Emit the data below verbatim, stripping out any pictures.

_Data records_.
------------
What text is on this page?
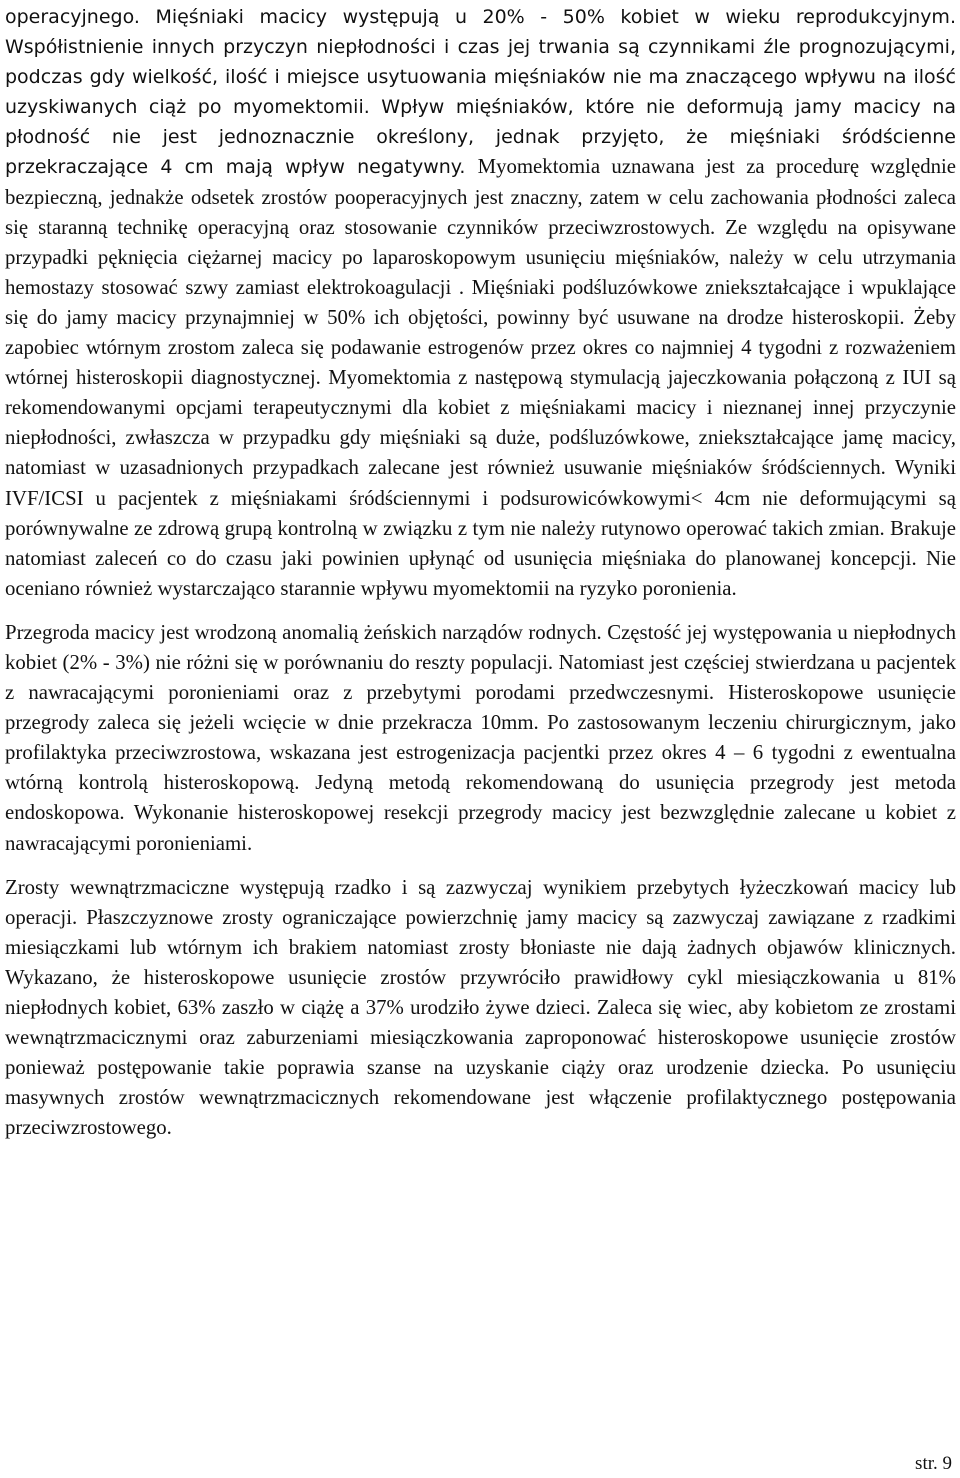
operacyjnego. Mięśniaki macicy występują u 20% - 50% kobiet w wieku reprodukcyjnym. Współistnienie innych przyczyn niepłodności i czas jej trwania są czynnikami źle prognozującymi, podczas gdy wielkość, ilość i miejsce usytuowania mięśniaków nie ma znaczącego wpływu na ilość uzyskiwanych ciąż po myomektomii. Wpływ mięśniaków, które nie deformują jamy macicy na płodność nie jest jednoznacznie określony, jednak przyjęto, że mięśniaki śródścienne przekraczające 4 cm mają wpływ negatywny. Myomektomia uznawana jest za procedurę względnie bezpieczną, jednakże odsetek zrostów pooperacyjnych jest znaczny, zatem w celu zachowania płodności zaleca się staranną technikę operacyjną oraz stosowanie czynników przeciwzrostowych. Ze względu na opisywane przypadki pęknięcia ciężarnej macicy po laparoskopowym usunięciu mięśniaków, należy w celu utrzymania hemostazy stosować szwy zamiast elektrokoagulacji . Mięśniaki podśluzówkowe zniekształcające i wpuklające się do jamy macicy przynajmniej w 50% ich objętości, powinny być usuwane na drodze histeroskopii. Żeby zapobiec wtórnym zrostom zaleca się podawanie estrogenów przez okres co najmniej 4 tygodni z rozważeniem wtórnej histeroskopii diagnostycznej. Myomektomia z następową stymulacją jajeczkowania połączoną z IUI są rekomendowanymi opcjami terapeutycznymi dla kobiet z mięśniakami macicy i nieznanej innej przyczynie niepłodności, zwłaszcza w przypadku gdy mięśniaki są duże, podśluzówkowe, zniekształcające jamę macicy, natomiast w uzasadnionych przypadkach zalecane jest również usuwanie mięśniaków śródściennych. Wyniki IVF/ICSI u pacjentek z mięśniakami śródściennymi i podsurowicówkowymi< 4cm nie deformującymi są porównywalne ze zdrową grupą kontrolną w związku z tym nie należy rutynowo operować takich zmian. Brakuje natomiast zaleceń co do czasu jaki powinien upłynąć od usunięcia mięśniaka do planowanej koncepcji. Nie oceniano również wystarczająco starannie wpływu myomektomii na ryzyko poronienia.

Przegroda macicy jest wrodzoną anomalią żeńskich narządów rodnych. Częstość jej występowania u niepłodnych kobiet (2% - 3%) nie różni się w porównaniu do reszty populacji. Natomiast jest częściej stwierdzana u pacjentek z nawracającymi poronieniami oraz z przebytymi porodami przedwczesnymi. Histeroskopowe usunięcie przegrody zaleca się jeżeli wcięcie w dnie przekracza 10mm. Po zastosowanym leczeniu chirurgicznym, jako profilaktyka przeciwzrostowa, wskazana jest estrogenizacja pacjentki przez okres 4 – 6 tygodni z ewentualna wtórną kontrolą histeroskopową. Jedyną metodą rekomendowaną do usunięcia przegrody jest metoda endoskopowa. Wykonanie histeroskopowej resekcji przegrody macicy jest bezwzględnie zalecane u kobiet z nawracającymi poronieniami.

Zrosty wewnątrzmaciczne występują rzadko i są zazwyczaj wynikiem przebytych łyżeczkowań macicy lub operacji. Płaszczyznowe zrosty ograniczające powierzchnię jamy macicy są zazwyczaj zawiązane z rzadkimi miesiączkami lub wtórnym ich brakiem natomiast zrosty błoniaste nie dają żadnych objawów klinicznych. Wykazano, że histeroskopowe usunięcie zrostów przywróciło prawidłowy cykl miesiączkowania u 81% niepłodnych kobiet, 63% zaszło w ciążę a 37% urodziło żywe dzieci. Zaleca się wiec, aby kobietom ze zrostami wewnątrzmacicznymi oraz zaburzeniami miesiączkowania zaproponować histeroskopowe usunięcie zrostów ponieważ postępowanie takie poprawia szanse na uzyskanie ciąży oraz urodzenie dziecka. Po usunięciu masywnych zrostów wewnątrzmacicznych rekomendowane jest włączenie profilaktycznego postępowania przeciwzrostowego.

str. 9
------------
_RESULT OF THE TASK_.
What text is on this page?
operacyjnego. Mięśniaki macicy występują u 20% - 50% kobiet w wieku reprodukcyjnym. Współistnienie innych przyczyn niepłodności i czas jej trwania są czynnikami źle prognozującymi, podczas gdy wielkość, ilość i miejsce usytuowania mięśniaków nie ma znaczącego wpływu na ilość uzyskiwanych ciąż po myomektomii. Wpływ mięśniaków, które nie deformują jamy macicy na płodność nie jest jednoznacznie określony, jednak przyjęto, że mięśniaki śródścienne przekraczające 4 cm mają wpływ negatywny. Myomektomia uznawana jest za procedurę względnie bezpieczną, jednakże odsetek zrostów pooperacyjnych jest znaczny, zatem w celu zachowania płodności zaleca się staranną technikę operacyjną oraz stosowanie czynników przeciwzrostowych. Ze względu na opisywane przypadki pęknięcia ciężarnej macicy po laparoskopowym usunięciu mięśniaków, należy w celu utrzymania hemostazy stosować szwy zamiast elektrokoagulacji . Mięśniaki podśluzówkowe zniekształcające i wpuklające się do jamy macicy przynajmniej w 50% ich objętości, powinny być usuwane na drodze histeroskopii. Żeby zapobiec wtórnym zrostom zaleca się podawanie estrogenów przez okres co najmniej 4 tygodni z rozważeniem wtórnej histeroskopii diagnostycznej. Myomektomia z następową stymulacją jajeczkowania połączoną z IUI są rekomendowanymi opcjami terapeutycznymi dla kobiet z mięśniakami macicy i nieznanej innej przyczynie niepłodności, zwłaszcza w przypadku gdy mięśniaki są duże, podśluzówkowe, zniekształcające jamę macicy, natomiast w uzasadnionych przypadkach zalecane jest również usuwanie mięśniaków śródściennych. Wyniki IVF/ICSI u pacjentek z mięśniakami śródściennymi i podsurowicówkowymi< 4cm nie deformującymi są porównywalne ze zdrową grupą kontrolną w związku z tym nie należy rutynowo operować takich zmian. Brakuje natomiast zaleceń co do czasu jaki powinien upłynąć od usunięcia mięśniaka do planowanej koncepcji. Nie oceniano również wystarczająco starannie wpływu myomektomii na ryzyko poronienia.

Przegroda macicy jest wrodzoną anomalią żeńskich narządów rodnych. Częstość jej występowania u niepłodnych kobiet (2% - 3%) nie różni się w porównaniu do reszty populacji. Natomiast jest częściej stwierdzana u pacjentek z nawracającymi poronieniami oraz z przebytymi porodami przedwczesnymi. Histeroskopowe usunięcie przegrody zaleca się jeżeli wcięcie w dnie przekracza 10mm. Po zastosowanym leczeniu chirurgicznym, jako profilaktyka przeciwzrostowa, wskazana jest estrogenizacja pacjentki przez okres 4 – 6 tygodni z ewentualna wtórną kontrolą histeroskopową. Jedyną metodą rekomendowaną do usunięcia przegrody jest metoda endoskopowa. Wykonanie histeroskopowej resekcji przegrody macicy jest bezwzględnie zalecane u kobiet z nawracającymi poronieniami.

Zrosty wewnątrzmaciczne występują rzadko i są zazwyczaj wynikiem przebytych łyżeczkowań macicy lub operacji. Płaszczyznowe zrosty ograniczające powierzchnię jamy macicy są zazwyczaj zawiązane z rzadkimi miesiączkami lub wtórnym ich brakiem natomiast zrosty błoniaste nie dają żadnych objawów klinicznych. Wykazano, że histeroskopowe usunięcie zrostów przywróciło prawidłowy cykl miesiączkowania u 81% niepłodnych kobiet, 63% zaszło w ciążę a 37% urodziło żywe dzieci. Zaleca się wiec, aby kobietom ze zrostami wewnątrzmacicznymi oraz zaburzeniami miesiączkowania zaproponować histeroskopowe usunięcie zrostów ponieważ postępowanie takie poprawia szanse na uzyskanie ciąży oraz urodzenie dziecka. Po usunięciu masywnych zrostów wewnątrzmacicznych rekomendowane jest włączenie profilaktycznego postępowania przeciwzrostowego.

str. 9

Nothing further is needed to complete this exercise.